## What the task asks
In the entries below, find the lines that contain the word "Harris" and copy them.

## Data listing
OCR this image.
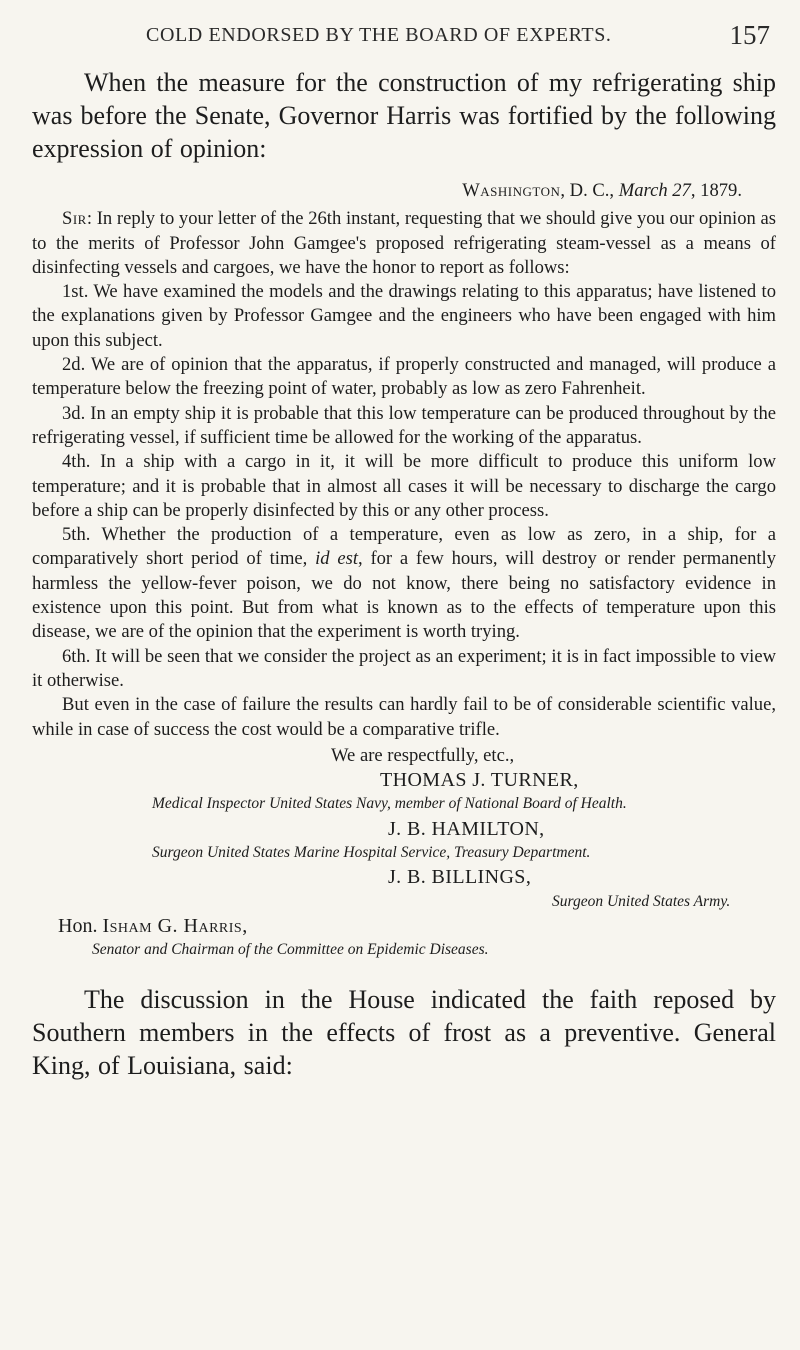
COLD ENDORSED BY THE BOARD OF EXPERTS.	157

When the measure for the construction of my refrigerating ship was before the Senate, Governor Harris was fortified by the following expression of opinion:

Washington, D. C., March 27, 1879.

Sir: In reply to your letter of the 26th instant, requesting that we should give you our opinion as to the merits of Professor John Gamgee's proposed refrigerating steam-vessel as a means of disinfecting vessels and cargoes, we have the honor to report as follows:

1st. We have examined the models and the drawings relating to this apparatus; have listened to the explanations given by Professor Gamgee and the engineers who have been engaged with him upon this subject.

2d. We are of opinion that the apparatus, if properly constructed and managed, will produce a temperature below the freezing point of water, probably as low as zero Fahrenheit.

3d. In an empty ship it is probable that this low temperature can be produced throughout by the refrigerating vessel, if sufficient time be allowed for the working of the apparatus.

4th. In a ship with a cargo in it, it will be more difficult to produce this uniform low temperature; and it is probable that in almost all cases it will be necessary to discharge the cargo before a ship can be properly disinfected by this or any other process.

5th. Whether the production of a temperature, even as low as zero, in a ship, for a comparatively short period of time, id est, for a few hours, will destroy or render permanently harmless the yellow-fever poison, we do not know, there being no satisfactory evidence in existence upon this point. But from what is known as to the effects of temperature upon this disease, we are of the opinion that the experiment is worth trying.

6th. It will be seen that we consider the project as an experiment; it is in fact impossible to view it otherwise.

But even in the case of failure the results can hardly fail to be of considerable scientific value, while in case of success the cost would be a comparative trifle.

We are respectfully, etc.,
THOMAS J. TURNER,
Medical Inspector United States Navy, member of National Board of Health.
J. B. HAMILTON,
Surgeon United States Marine Hospital Service, Treasury Department.
J. B. BILLINGS,
Surgeon United States Army.
Hon. Isham G. Harris,
Senator and Chairman of the Committee on Epidemic Diseases.

The discussion in the House indicated the faith reposed by Southern members in the effects of frost as a preventive. General King, of Louisiana, said:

## Task response
When the measure for the construction of my refrigerating ship was before the Senate, Governor Harris was fortified by the following expression of opinion:
Hon. Isham G. Harris,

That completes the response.